─── Input

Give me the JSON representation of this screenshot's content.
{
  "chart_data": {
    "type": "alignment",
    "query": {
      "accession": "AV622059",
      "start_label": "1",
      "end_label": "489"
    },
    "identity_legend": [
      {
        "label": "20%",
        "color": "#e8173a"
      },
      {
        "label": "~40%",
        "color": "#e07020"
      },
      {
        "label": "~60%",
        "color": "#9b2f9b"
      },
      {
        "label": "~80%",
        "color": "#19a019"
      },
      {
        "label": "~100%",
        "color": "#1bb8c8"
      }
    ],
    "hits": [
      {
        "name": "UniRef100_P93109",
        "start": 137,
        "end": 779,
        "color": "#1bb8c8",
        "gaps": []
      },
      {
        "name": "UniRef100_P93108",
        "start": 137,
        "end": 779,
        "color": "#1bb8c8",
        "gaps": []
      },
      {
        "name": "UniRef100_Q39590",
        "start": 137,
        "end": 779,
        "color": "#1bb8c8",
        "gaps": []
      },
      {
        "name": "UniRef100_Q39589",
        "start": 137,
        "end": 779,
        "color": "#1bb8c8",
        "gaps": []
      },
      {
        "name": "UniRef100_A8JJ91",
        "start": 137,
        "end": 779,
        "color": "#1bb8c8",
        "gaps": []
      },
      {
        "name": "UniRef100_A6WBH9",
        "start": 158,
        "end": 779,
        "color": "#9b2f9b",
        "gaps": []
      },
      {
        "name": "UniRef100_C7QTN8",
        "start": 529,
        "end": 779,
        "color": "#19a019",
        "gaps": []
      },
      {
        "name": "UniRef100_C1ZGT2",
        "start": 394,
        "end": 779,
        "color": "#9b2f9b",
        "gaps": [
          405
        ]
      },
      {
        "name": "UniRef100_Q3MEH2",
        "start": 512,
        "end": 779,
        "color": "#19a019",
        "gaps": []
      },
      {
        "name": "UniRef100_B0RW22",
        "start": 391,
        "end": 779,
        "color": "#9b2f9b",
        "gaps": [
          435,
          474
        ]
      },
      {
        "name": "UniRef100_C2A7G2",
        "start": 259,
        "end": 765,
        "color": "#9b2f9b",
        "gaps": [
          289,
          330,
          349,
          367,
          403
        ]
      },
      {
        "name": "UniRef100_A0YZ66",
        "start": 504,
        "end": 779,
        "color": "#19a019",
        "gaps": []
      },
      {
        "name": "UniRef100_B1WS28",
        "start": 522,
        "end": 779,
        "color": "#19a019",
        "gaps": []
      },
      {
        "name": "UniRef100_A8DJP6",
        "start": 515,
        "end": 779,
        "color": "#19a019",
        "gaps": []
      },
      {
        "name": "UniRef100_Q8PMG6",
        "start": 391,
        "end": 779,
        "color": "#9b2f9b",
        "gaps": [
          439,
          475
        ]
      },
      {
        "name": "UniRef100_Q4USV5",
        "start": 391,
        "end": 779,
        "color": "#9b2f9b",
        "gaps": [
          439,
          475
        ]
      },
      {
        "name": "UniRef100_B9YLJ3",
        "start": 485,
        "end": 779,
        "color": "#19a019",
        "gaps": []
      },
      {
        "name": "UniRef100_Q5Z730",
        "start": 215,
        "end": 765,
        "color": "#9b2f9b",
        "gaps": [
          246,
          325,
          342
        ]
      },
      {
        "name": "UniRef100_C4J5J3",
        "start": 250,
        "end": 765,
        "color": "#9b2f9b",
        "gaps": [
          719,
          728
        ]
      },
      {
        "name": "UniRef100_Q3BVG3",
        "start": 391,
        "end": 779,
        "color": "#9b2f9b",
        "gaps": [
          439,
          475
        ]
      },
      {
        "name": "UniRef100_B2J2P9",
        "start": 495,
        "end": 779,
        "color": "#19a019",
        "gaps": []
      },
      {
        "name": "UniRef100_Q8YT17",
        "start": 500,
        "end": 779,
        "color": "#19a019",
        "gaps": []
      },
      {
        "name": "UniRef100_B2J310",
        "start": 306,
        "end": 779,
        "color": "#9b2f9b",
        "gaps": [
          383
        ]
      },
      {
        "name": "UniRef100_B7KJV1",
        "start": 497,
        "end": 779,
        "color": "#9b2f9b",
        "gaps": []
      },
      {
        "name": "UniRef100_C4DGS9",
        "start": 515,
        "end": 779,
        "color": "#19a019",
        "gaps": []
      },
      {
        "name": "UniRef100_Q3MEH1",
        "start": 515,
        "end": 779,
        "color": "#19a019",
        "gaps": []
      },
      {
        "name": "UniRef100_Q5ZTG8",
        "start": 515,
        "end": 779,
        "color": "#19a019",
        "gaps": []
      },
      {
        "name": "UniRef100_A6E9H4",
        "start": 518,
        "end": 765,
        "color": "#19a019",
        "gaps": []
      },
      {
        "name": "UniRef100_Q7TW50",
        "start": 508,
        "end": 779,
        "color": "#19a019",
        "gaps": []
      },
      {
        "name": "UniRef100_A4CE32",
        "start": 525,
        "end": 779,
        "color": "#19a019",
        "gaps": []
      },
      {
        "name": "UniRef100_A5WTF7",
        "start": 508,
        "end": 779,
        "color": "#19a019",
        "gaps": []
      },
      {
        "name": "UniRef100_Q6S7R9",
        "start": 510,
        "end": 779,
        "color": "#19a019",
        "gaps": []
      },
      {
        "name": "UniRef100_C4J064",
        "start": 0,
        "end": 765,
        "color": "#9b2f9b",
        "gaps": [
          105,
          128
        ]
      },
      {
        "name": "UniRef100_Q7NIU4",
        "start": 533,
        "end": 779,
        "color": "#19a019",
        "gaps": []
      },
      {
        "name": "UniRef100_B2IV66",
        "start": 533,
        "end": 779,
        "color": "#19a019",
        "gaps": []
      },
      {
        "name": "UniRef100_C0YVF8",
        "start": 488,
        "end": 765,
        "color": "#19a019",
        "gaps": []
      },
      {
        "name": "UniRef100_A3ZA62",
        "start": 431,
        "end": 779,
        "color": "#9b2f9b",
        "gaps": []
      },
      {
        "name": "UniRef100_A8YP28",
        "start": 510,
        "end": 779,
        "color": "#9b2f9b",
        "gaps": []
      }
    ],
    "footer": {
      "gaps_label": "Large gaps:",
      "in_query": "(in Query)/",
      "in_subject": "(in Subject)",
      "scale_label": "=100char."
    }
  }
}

──────

**Directions:** Repeat the data verbatim.

**Solution to this problem:**
Give me the JSON representation of this screenshot's content.
{
  "chart_data": {
    "type": "alignment",
    "query": {
      "accession": "AV622059",
      "start_label": "1",
      "end_label": "489"
    },
    "identity_legend": [
      {
        "label": "20%",
        "color": "#e8173a"
      },
      {
        "label": "~40%",
        "color": "#e07020"
      },
      {
        "label": "~60%",
        "color": "#9b2f9b"
      },
      {
        "label": "~80%",
        "color": "#19a019"
      },
      {
        "label": "~100%",
        "color": "#1bb8c8"
      }
    ],
    "hits": [
      {
        "name": "UniRef100_P93109",
        "start": 137,
        "end": 779,
        "color": "#1bb8c8",
        "gaps": []
      },
      {
        "name": "UniRef100_P93108",
        "start": 137,
        "end": 779,
        "color": "#1bb8c8",
        "gaps": []
      },
      {
        "name": "UniRef100_Q39590",
        "start": 137,
        "end": 779,
        "color": "#1bb8c8",
        "gaps": []
      },
      {
        "name": "UniRef100_Q39589",
        "start": 137,
        "end": 779,
        "color": "#1bb8c8",
        "gaps": []
      },
      {
        "name": "UniRef100_A8JJ91",
        "start": 137,
        "end": 779,
        "color": "#1bb8c8",
        "gaps": []
      },
      {
        "name": "UniRef100_A6WBH9",
        "start": 158,
        "end": 779,
        "color": "#9b2f9b",
        "gaps": []
      },
      {
        "name": "UniRef100_C7QTN8",
        "start": 529,
        "end": 779,
        "color": "#19a019",
        "gaps": []
      },
      {
        "name": "UniRef100_C1ZGT2",
        "start": 394,
        "end": 779,
        "color": "#9b2f9b",
        "gaps": [
          405
        ]
      },
      {
        "name": "UniRef100_Q3MEH2",
        "start": 512,
        "end": 779,
        "color": "#19a019",
        "gaps": []
      },
      {
        "name": "UniRef100_B0RW22",
        "start": 391,
        "end": 779,
        "color": "#9b2f9b",
        "gaps": [
          435,
          474
        ]
      },
      {
        "name": "UniRef100_C2A7G2",
        "start": 259,
        "end": 765,
        "color": "#9b2f9b",
        "gaps": [
          289,
          330,
          349,
          367,
          403
        ]
      },
      {
        "name": "UniRef100_A0YZ66",
        "start": 504,
        "end": 779,
        "color": "#19a019",
        "gaps": []
      },
      {
        "name": "UniRef100_B1WS28",
        "start": 522,
        "end": 779,
        "color": "#19a019",
        "gaps": []
      },
      {
        "name": "UniRef100_A8DJP6",
        "start": 515,
        "end": 779,
        "color": "#19a019",
        "gaps": []
      },
      {
        "name": "UniRef100_Q8PMG6",
        "start": 391,
        "end": 779,
        "color": "#9b2f9b",
        "gaps": [
          439,
          475
        ]
      },
      {
        "name": "UniRef100_Q4USV5",
        "start": 391,
        "end": 779,
        "color": "#9b2f9b",
        "gaps": [
          439,
          475
        ]
      },
      {
        "name": "UniRef100_B9YLJ3",
        "start": 485,
        "end": 779,
        "color": "#19a019",
        "gaps": []
      },
      {
        "name": "UniRef100_Q5Z730",
        "start": 215,
        "end": 765,
        "color": "#9b2f9b",
        "gaps": [
          246,
          325,
          342
        ]
      },
      {
        "name": "UniRef100_C4J5J3",
        "start": 250,
        "end": 765,
        "color": "#9b2f9b",
        "gaps": [
          719,
          728
        ]
      },
      {
        "name": "UniRef100_Q3BVG3",
        "start": 391,
        "end": 779,
        "color": "#9b2f9b",
        "gaps": [
          439,
          475
        ]
      },
      {
        "name": "UniRef100_B2J2P9",
        "start": 495,
        "end": 779,
        "color": "#19a019",
        "gaps": []
      },
      {
        "name": "UniRef100_Q8YT17",
        "start": 500,
        "end": 779,
        "color": "#19a019",
        "gaps": []
      },
      {
        "name": "UniRef100_B2J310",
        "start": 306,
        "end": 779,
        "color": "#9b2f9b",
        "gaps": [
          383
        ]
      },
      {
        "name": "UniRef100_B7KJV1",
        "start": 497,
        "end": 779,
        "color": "#9b2f9b",
        "gaps": []
      },
      {
        "name": "UniRef100_C4DGS9",
        "start": 515,
        "end": 779,
        "color": "#19a019",
        "gaps": []
      },
      {
        "name": "UniRef100_Q3MEH1",
        "start": 515,
        "end": 779,
        "color": "#19a019",
        "gaps": []
      },
      {
        "name": "UniRef100_Q5ZTG8",
        "start": 515,
        "end": 779,
        "color": "#19a019",
        "gaps": []
      },
      {
        "name": "UniRef100_A6E9H4",
        "start": 518,
        "end": 765,
        "color": "#19a019",
        "gaps": []
      },
      {
        "name": "UniRef100_Q7TW50",
        "start": 508,
        "end": 779,
        "color": "#19a019",
        "gaps": []
      },
      {
        "name": "UniRef100_A4CE32",
        "start": 525,
        "end": 779,
        "color": "#19a019",
        "gaps": []
      },
      {
        "name": "UniRef100_A5WTF7",
        "start": 508,
        "end": 779,
        "color": "#19a019",
        "gaps": []
      },
      {
        "name": "UniRef100_Q6S7R9",
        "start": 510,
        "end": 779,
        "color": "#19a019",
        "gaps": []
      },
      {
        "name": "UniRef100_C4J064",
        "start": 0,
        "end": 765,
        "color": "#9b2f9b",
        "gaps": [
          105,
          128
        ]
      },
      {
        "name": "UniRef100_Q7NIU4",
        "start": 533,
        "end": 779,
        "color": "#19a019",
        "gaps": []
      },
      {
        "name": "UniRef100_B2IV66",
        "start": 533,
        "end": 779,
        "color": "#19a019",
        "gaps": []
      },
      {
        "name": "UniRef100_C0YVF8",
        "start": 488,
        "end": 765,
        "color": "#19a019",
        "gaps": []
      },
      {
        "name": "UniRef100_A3ZA62",
        "start": 431,
        "end": 779,
        "color": "#9b2f9b",
        "gaps": []
      },
      {
        "name": "UniRef100_A8YP28",
        "start": 510,
        "end": 779,
        "color": "#9b2f9b",
        "gaps": []
      }
    ],
    "footer": {
      "gaps_label": "Large gaps:",
      "in_query": "(in Query)/",
      "in_subject": "(in Subject)",
      "scale_label": "=100char."
    }
  }
}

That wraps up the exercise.